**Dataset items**
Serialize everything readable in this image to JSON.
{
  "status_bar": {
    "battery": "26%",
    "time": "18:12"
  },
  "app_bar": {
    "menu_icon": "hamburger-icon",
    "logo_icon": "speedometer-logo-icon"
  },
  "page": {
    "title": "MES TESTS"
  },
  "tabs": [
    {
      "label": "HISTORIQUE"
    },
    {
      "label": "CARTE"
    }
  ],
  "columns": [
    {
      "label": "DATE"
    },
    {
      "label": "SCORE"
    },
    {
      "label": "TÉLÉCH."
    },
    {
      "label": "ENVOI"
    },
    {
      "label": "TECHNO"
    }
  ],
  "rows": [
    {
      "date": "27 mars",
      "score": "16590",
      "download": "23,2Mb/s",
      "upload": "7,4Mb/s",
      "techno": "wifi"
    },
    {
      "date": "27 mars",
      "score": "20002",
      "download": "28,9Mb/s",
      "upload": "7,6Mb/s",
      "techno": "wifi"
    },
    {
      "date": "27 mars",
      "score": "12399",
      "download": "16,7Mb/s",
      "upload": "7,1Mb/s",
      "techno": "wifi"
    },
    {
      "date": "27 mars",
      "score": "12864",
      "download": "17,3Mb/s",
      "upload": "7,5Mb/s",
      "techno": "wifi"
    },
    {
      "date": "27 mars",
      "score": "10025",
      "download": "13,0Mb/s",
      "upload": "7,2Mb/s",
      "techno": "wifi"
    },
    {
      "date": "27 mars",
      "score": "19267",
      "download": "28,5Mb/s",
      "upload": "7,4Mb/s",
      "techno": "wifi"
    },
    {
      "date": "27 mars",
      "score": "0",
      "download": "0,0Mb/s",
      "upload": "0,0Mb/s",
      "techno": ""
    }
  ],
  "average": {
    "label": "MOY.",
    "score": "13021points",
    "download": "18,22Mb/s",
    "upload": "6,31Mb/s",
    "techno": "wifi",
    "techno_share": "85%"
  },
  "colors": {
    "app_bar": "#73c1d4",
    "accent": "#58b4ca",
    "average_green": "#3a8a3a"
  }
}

**Work instructions**
Copy out every line where the word "icon" occurs.

**Answer**
    "menu_icon": "hamburger-icon",
    "logo_icon": "speedometer-logo-icon"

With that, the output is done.